== What you are asked to do ==
Give the number of lines containing the word "byte", and nothing else.

Recorded data:
>> START
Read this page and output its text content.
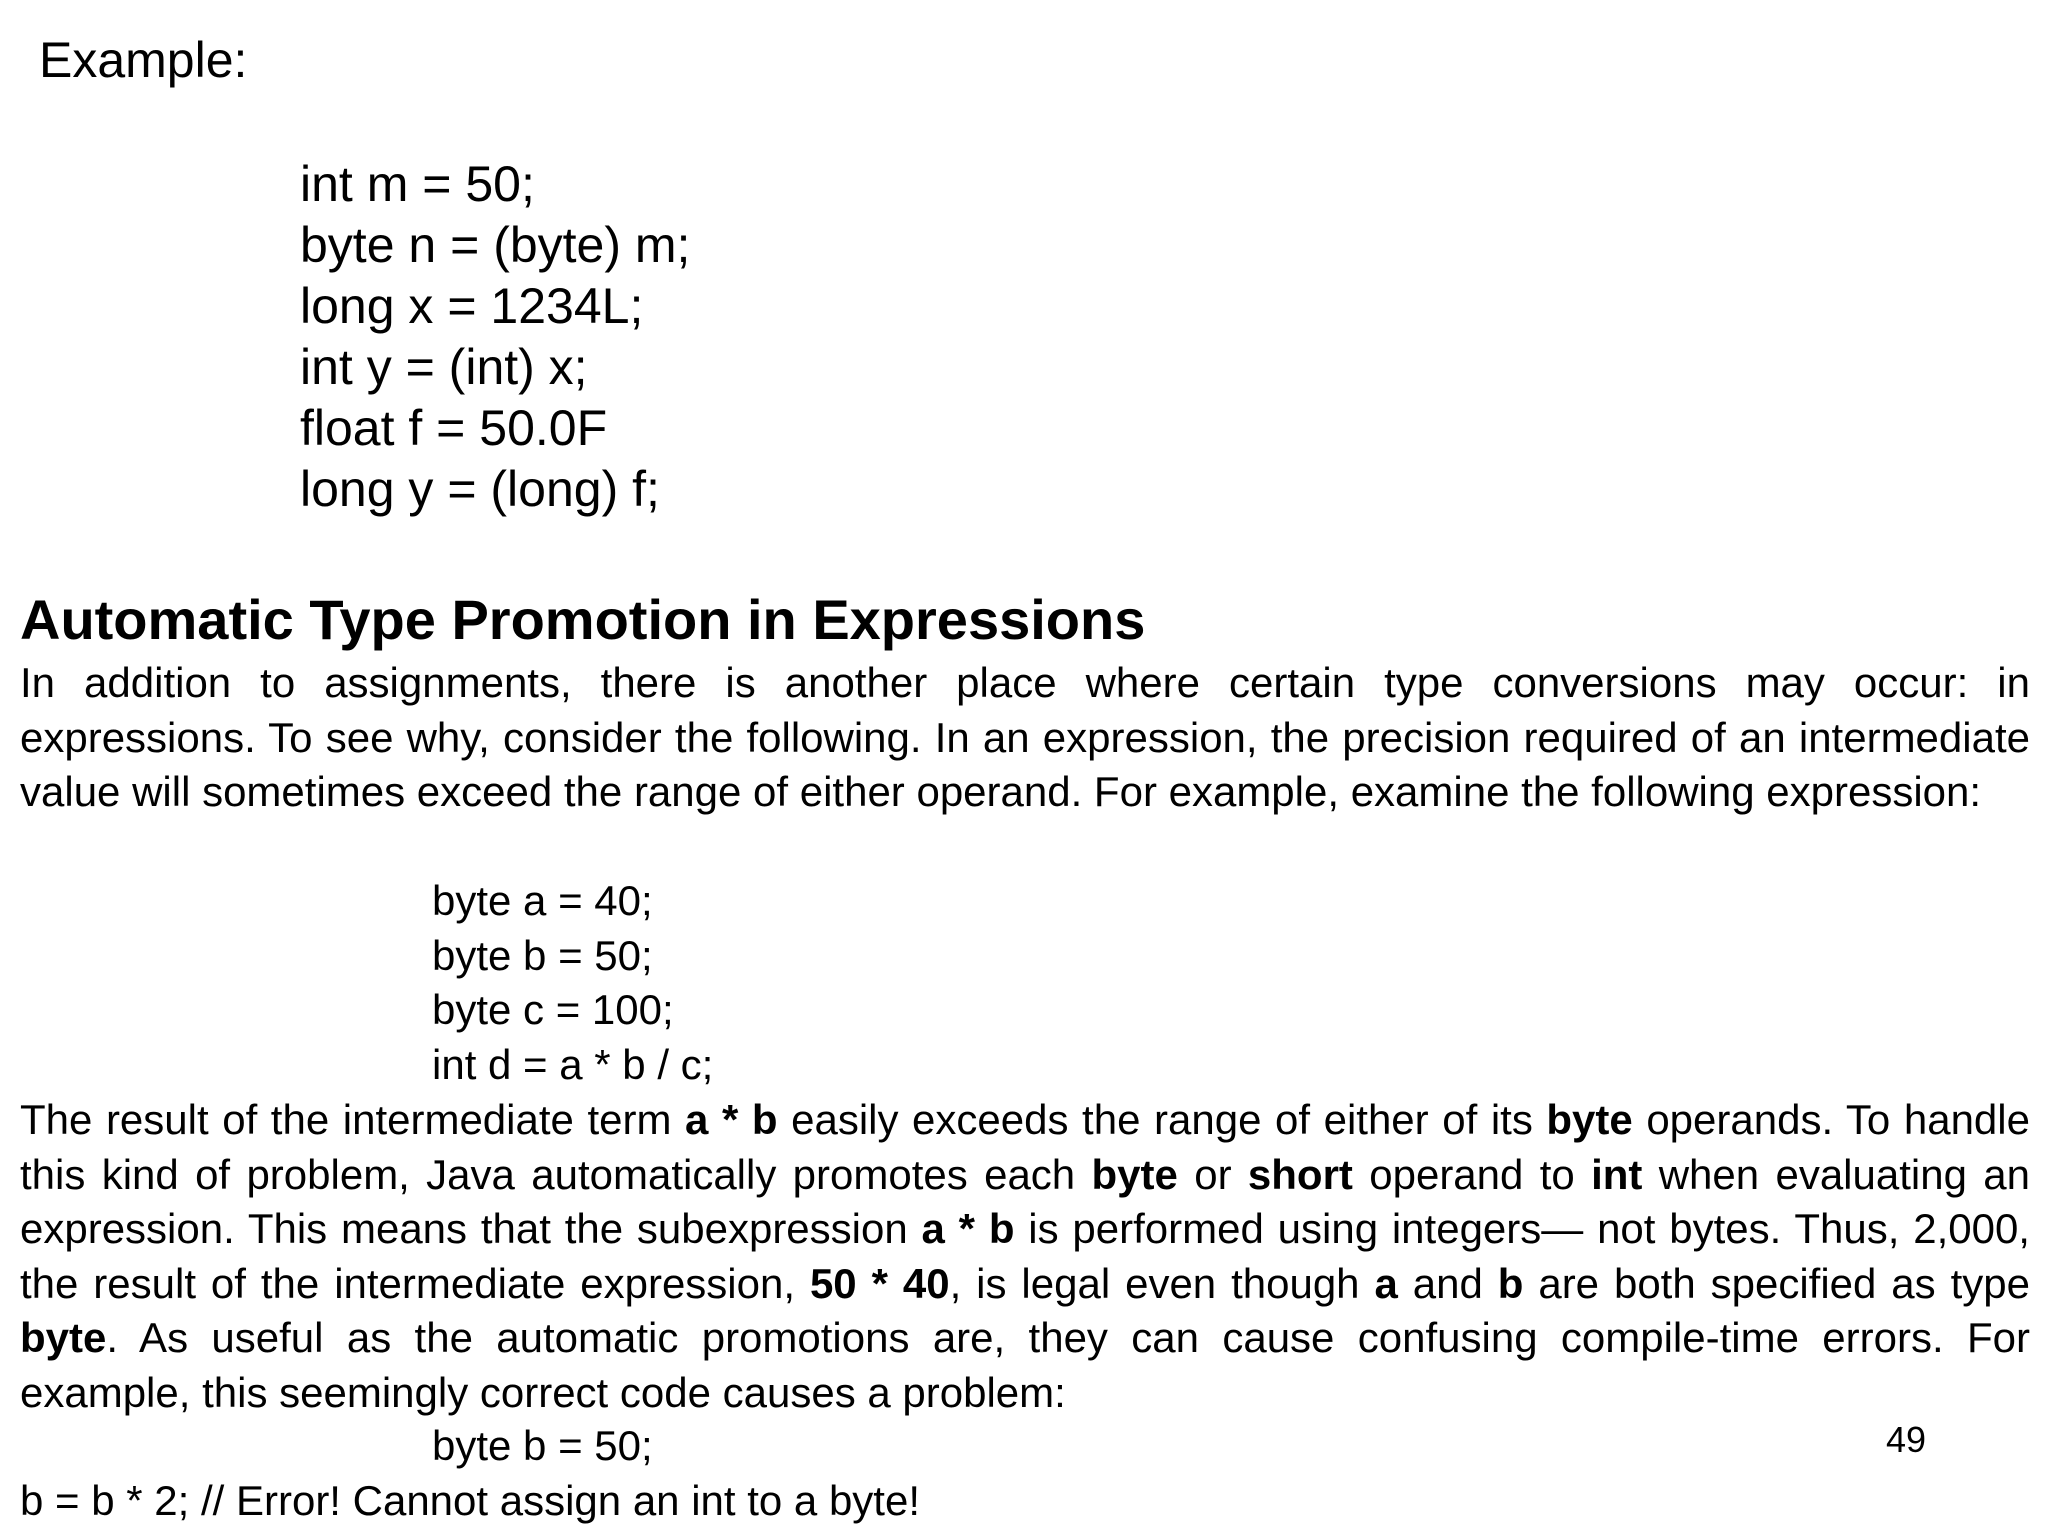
Example:
int m = 50;
byte n = (byte) m;
long x = 1234L;
int y = (int) x;
float f = 50.0F
long y = (long) f;
Automatic Type Promotion in Expressions
In addition to assignments, there is another place where certain type conversions may occur: in expressions. To see why, consider the following. In an expression, the precision required of an intermediate value will sometimes exceed the range of either operand. For example, examine the following expression:
byte a = 40;
byte b = 50;
byte c = 100;
int d = a * b / c;
The result of the intermediate term a * b easily exceeds the range of either of its byte operands. To handle this kind of problem, Java automatically promotes each byte or short operand to int when evaluating an expression. This means that the subexpression a * b is performed using integers— not bytes. Thus, 2,000, the result of the intermediate expression, 50 * 40, is legal even though a and b are both specified as type byte. As useful as the automatic promotions are, they can cause confusing compile-time errors. For example, this seemingly correct code causes a problem:
byte b = 50;	49
b = b * 2; // Error! Cannot assign an int to a byte!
>> END
== Solution below ==
7